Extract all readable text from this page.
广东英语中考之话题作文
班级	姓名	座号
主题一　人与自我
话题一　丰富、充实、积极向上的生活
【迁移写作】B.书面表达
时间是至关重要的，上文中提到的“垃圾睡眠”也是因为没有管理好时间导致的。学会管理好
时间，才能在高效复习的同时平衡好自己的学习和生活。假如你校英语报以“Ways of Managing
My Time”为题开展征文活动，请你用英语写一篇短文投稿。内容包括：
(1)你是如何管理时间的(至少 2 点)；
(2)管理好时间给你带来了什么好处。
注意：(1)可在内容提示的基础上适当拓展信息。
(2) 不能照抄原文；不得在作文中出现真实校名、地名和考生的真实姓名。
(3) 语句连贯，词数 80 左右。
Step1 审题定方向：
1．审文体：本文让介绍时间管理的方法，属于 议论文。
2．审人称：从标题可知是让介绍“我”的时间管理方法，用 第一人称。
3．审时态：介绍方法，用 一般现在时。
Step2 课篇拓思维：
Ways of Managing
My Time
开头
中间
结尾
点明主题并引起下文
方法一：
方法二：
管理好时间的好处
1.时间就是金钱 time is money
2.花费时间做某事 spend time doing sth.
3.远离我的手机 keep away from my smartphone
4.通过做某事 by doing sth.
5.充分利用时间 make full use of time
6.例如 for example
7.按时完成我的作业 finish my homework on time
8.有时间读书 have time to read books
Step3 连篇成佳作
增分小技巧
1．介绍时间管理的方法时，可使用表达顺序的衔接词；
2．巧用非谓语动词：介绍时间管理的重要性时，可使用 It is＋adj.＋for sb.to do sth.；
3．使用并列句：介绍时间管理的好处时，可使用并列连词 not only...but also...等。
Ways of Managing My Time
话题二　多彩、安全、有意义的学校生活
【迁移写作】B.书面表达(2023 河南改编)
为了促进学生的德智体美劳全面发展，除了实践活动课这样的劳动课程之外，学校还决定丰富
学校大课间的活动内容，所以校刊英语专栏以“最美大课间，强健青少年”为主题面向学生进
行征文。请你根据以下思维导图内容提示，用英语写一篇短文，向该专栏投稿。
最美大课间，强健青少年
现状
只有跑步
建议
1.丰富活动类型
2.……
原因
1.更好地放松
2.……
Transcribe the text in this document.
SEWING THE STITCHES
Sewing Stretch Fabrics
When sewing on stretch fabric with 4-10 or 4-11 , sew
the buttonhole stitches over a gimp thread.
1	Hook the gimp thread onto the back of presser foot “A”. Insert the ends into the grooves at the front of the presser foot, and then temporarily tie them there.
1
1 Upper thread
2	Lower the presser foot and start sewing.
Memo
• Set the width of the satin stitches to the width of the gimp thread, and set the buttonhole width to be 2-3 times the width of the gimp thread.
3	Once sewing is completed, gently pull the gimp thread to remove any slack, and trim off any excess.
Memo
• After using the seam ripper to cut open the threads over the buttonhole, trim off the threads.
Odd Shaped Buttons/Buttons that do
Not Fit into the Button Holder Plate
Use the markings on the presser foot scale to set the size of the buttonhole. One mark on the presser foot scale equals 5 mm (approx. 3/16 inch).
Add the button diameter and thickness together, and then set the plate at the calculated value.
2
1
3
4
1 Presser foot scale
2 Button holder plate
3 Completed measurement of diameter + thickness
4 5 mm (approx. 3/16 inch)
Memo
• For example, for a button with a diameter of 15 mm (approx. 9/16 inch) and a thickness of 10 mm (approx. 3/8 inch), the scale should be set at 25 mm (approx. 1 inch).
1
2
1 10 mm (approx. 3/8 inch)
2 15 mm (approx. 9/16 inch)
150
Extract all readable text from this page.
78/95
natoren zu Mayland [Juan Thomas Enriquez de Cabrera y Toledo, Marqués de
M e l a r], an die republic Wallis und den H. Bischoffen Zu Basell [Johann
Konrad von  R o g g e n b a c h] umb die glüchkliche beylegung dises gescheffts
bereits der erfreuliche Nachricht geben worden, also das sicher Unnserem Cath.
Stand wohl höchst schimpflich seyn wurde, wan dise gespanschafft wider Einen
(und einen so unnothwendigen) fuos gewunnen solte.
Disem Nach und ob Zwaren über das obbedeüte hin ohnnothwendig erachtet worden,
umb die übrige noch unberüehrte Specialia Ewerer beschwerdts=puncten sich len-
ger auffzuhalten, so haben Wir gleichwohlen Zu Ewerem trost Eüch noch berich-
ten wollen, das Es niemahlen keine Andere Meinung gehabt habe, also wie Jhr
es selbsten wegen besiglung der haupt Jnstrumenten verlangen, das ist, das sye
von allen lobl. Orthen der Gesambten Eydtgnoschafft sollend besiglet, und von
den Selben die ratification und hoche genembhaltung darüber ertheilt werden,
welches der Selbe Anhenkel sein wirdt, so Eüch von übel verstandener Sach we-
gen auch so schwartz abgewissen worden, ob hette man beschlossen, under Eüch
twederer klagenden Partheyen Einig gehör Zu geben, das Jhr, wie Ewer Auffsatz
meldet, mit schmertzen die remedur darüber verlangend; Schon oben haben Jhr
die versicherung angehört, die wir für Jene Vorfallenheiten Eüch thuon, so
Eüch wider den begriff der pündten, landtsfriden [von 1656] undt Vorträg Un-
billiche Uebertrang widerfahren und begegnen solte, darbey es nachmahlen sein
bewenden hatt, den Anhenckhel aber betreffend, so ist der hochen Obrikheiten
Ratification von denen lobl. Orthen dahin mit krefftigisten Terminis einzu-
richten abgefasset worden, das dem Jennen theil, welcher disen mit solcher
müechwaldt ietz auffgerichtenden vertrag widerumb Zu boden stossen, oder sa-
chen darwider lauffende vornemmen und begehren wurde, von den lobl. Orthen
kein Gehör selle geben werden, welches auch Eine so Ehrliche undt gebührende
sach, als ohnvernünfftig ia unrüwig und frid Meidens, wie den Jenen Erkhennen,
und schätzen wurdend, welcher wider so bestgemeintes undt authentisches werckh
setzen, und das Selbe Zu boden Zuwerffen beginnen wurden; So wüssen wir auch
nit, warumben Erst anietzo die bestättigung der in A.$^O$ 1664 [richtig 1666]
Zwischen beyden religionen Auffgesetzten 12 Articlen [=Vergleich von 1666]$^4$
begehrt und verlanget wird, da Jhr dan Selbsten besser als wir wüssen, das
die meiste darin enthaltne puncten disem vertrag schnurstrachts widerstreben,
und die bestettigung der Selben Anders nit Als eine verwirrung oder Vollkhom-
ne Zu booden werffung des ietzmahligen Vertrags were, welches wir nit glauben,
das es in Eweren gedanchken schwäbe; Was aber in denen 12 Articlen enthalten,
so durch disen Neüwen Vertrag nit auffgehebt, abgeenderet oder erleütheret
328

▸ **TASK OBJECTIVE**
Quote the material exactly, leaving nothing out.

▸ **RESULT OF THE TASK**
Extract all readable text from this page.
广东英语中考之话题作文
班级	姓名	座号
主题一　人与自我
话题一　丰富、充实、积极向上的生活
【迁移写作】B.书面表达
时间是至关重要的，上文中提到的“垃圾睡眠”也是因为没有管理好时间导致的。学会管理好
时间，才能在高效复习的同时平衡好自己的学习和生活。假如你校英语报以“Ways of Managing
My Time”为题开展征文活动，请你用英语写一篇短文投稿。内容包括：
(1)你是如何管理时间的(至少 2 点)；
(2)管理好时间给你带来了什么好处。
注意：(1)可在内容提示的基础上适当拓展信息。
(2) 不能照抄原文；不得在作文中出现真实校名、地名和考生的真实姓名。
(3) 语句连贯，词数 80 左右。
Step1 审题定方向：
1．审文体：本文让介绍时间管理的方法，属于 议论文。
2．审人称：从标题可知是让介绍“我”的时间管理方法，用 第一人称。
3．审时态：介绍方法，用 一般现在时。
Step2 课篇拓思维：
Ways of Managing
My Time
开头
中间
结尾
点明主题并引起下文
方法一：
方法二：
管理好时间的好处
1.时间就是金钱 time is money
2.花费时间做某事 spend time doing sth.
3.远离我的手机 keep away from my smartphone
4.通过做某事 by doing sth.
5.充分利用时间 make full use of time
6.例如 for example
7.按时完成我的作业 finish my homework on time
8.有时间读书 have time to read books
Step3 连篇成佳作
增分小技巧
1．介绍时间管理的方法时，可使用表达顺序的衔接词；
2．巧用非谓语动词：介绍时间管理的重要性时，可使用 It is＋adj.＋for sb.to do sth.；
3．使用并列句：介绍时间管理的好处时，可使用并列连词 not only...but also...等。
Ways of Managing My Time
话题二　多彩、安全、有意义的学校生活
【迁移写作】B.书面表达(2023 河南改编)
为了促进学生的德智体美劳全面发展，除了实践活动课这样的劳动课程之外，学校还决定丰富
学校大课间的活动内容，所以校刊英语专栏以“最美大课间，强健青少年”为主题面向学生进
行征文。请你根据以下思维导图内容提示，用英语写一篇短文，向该专栏投稿。
最美大课间，强健青少年
现状
只有跑步
建议
1.丰富活动类型
2.……
原因
1.更好地放松
2.……
Transcribe the text in this document.
SEWING THE STITCHES
Sewing Stretch Fabrics
When sewing on stretch fabric with 4-10 or 4-11 , sew
the buttonhole stitches over a gimp thread.
1	Hook the gimp thread onto the back of presser foot “A”. Insert the ends into the grooves at the front of the presser foot, and then temporarily tie them there.
1
1 Upper thread
2	Lower the presser foot and start sewing.
Memo
• Set the width of the satin stitches to the width of the gimp thread, and set the buttonhole width to be 2-3 times the width of the gimp thread.
3	Once sewing is completed, gently pull the gimp thread to remove any slack, and trim off any excess.
Memo
• After using the seam ripper to cut open the threads over the buttonhole, trim off the threads.
Odd Shaped Buttons/Buttons that do
Not Fit into the Button Holder Plate
Use the markings on the presser foot scale to set the size of the buttonhole. One mark on the presser foot scale equals 5 mm (approx. 3/16 inch).
Add the button diameter and thickness together, and then set the plate at the calculated value.
2
1
3
4
1 Presser foot scale
2 Button holder plate
3 Completed measurement of diameter + thickness
4 5 mm (approx. 3/16 inch)
Memo
• For example, for a button with a diameter of 15 mm (approx. 9/16 inch) and a thickness of 10 mm (approx. 3/8 inch), the scale should be set at 25 mm (approx. 1 inch).
1
2
1 10 mm (approx. 3/8 inch)
2 15 mm (approx. 9/16 inch)
150
Extract all readable text from this page.
78/95
natoren zu Mayland [Juan Thomas Enriquez de Cabrera y Toledo, Marqués de
M e l a r], an die republic Wallis und den H. Bischoffen Zu Basell [Johann
Konrad von  R o g g e n b a c h] umb die glüchkliche beylegung dises gescheffts
bereits der erfreuliche Nachricht geben worden, also das sicher Unnserem Cath.
Stand wohl höchst schimpflich seyn wurde, wan dise gespanschafft wider Einen
(und einen so unnothwendigen) fuos gewunnen solte.
Disem Nach und ob Zwaren über das obbedeüte hin ohnnothwendig erachtet worden,
umb die übrige noch unberüehrte Specialia Ewerer beschwerdts=puncten sich len-
ger auffzuhalten, so haben Wir gleichwohlen Zu Ewerem trost Eüch noch berich-
ten wollen, das Es niemahlen keine Andere Meinung gehabt habe, also wie Jhr
es selbsten wegen besiglung der haupt Jnstrumenten verlangen, das ist, das sye
von allen lobl. Orthen der Gesambten Eydtgnoschafft sollend besiglet, und von
den Selben die ratification und hoche genembhaltung darüber ertheilt werden,
welches der Selbe Anhenkel sein wirdt, so Eüch von übel verstandener Sach we-
gen auch so schwartz abgewissen worden, ob hette man beschlossen, under Eüch
twederer klagenden Partheyen Einig gehör Zu geben, das Jhr, wie Ewer Auffsatz
meldet, mit schmertzen die remedur darüber verlangend; Schon oben haben Jhr
die versicherung angehört, die wir für Jene Vorfallenheiten Eüch thuon, so
Eüch wider den begriff der pündten, landtsfriden [von 1656] undt Vorträg Un-
billiche Uebertrang widerfahren und begegnen solte, darbey es nachmahlen sein
bewenden hatt, den Anhenckhel aber betreffend, so ist der hochen Obrikheiten
Ratification von denen lobl. Orthen dahin mit krefftigisten Terminis einzu-
richten abgefasset worden, das dem Jennen theil, welcher disen mit solcher
müechwaldt ietz auffgerichtenden vertrag widerumb Zu boden stossen, oder sa-
chen darwider lauffende vornemmen und begehren wurde, von den lobl. Orthen
kein Gehör selle geben werden, welches auch Eine so Ehrliche undt gebührende
sach, als ohnvernünfftig ia unrüwig und frid Meidens, wie den Jenen Erkhennen,
und schätzen wurdend, welcher wider so bestgemeintes undt authentisches werckh
setzen, und das Selbe Zu boden Zuwerffen beginnen wurden; So wüssen wir auch
nit, warumben Erst anietzo die bestättigung der in A.$^O$ 1664 [richtig 1666]
Zwischen beyden religionen Auffgesetzten 12 Articlen [=Vergleich von 1666]$^4$
begehrt und verlanget wird, da Jhr dan Selbsten besser als wir wüssen, das
die meiste darin enthaltne puncten disem vertrag schnurstrachts widerstreben,
und die bestettigung der Selben Anders nit Als eine verwirrung oder Vollkhom-
ne Zu booden werffung des ietzmahligen Vertrags were, welches wir nit glauben,
das es in Eweren gedanchken schwäbe; Was aber in denen 12 Articlen enthalten,
so durch disen Neüwen Vertrag nit auffgehebt, abgeenderet oder erleütheret
328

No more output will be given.